WRITTEN EXERCISE: All records below must be retyped exactly.

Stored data

------

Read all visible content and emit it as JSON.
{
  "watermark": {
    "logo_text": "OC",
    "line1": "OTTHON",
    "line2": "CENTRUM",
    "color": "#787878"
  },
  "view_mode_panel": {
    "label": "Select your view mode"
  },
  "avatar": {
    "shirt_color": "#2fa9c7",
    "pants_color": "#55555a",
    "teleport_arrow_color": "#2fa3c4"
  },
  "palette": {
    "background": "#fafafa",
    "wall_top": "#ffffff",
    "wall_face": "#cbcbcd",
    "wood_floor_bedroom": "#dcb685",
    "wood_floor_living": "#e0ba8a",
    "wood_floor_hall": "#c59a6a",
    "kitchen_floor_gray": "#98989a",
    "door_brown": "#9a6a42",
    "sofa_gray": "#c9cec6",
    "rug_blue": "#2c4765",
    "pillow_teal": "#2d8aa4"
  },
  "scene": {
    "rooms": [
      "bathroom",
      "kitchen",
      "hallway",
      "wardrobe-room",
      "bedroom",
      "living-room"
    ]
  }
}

------

THE ANSWER:
Read all visible content and emit it as JSON.
{
  "watermark": {
    "logo_text": "OC",
    "line1": "OTTHON",
    "line2": "CENTRUM",
    "color": "#787878"
  },
  "view_mode_panel": {
    "label": "Select your view mode"
  },
  "avatar": {
    "shirt_color": "#2fa9c7",
    "pants_color": "#55555a",
    "teleport_arrow_color": "#2fa3c4"
  },
  "palette": {
    "background": "#fafafa",
    "wall_top": "#ffffff",
    "wall_face": "#cbcbcd",
    "wood_floor_bedroom": "#dcb685",
    "wood_floor_living": "#e0ba8a",
    "wood_floor_hall": "#c59a6a",
    "kitchen_floor_gray": "#98989a",
    "door_brown": "#9a6a42",
    "sofa_gray": "#c9cec6",
    "rug_blue": "#2c4765",
    "pillow_teal": "#2d8aa4"
  },
  "scene": {
    "rooms": [
      "bathroom",
      "kitchen",
      "hallway",
      "wardrobe-room",
      "bedroom",
      "living-room"
    ]
  }
}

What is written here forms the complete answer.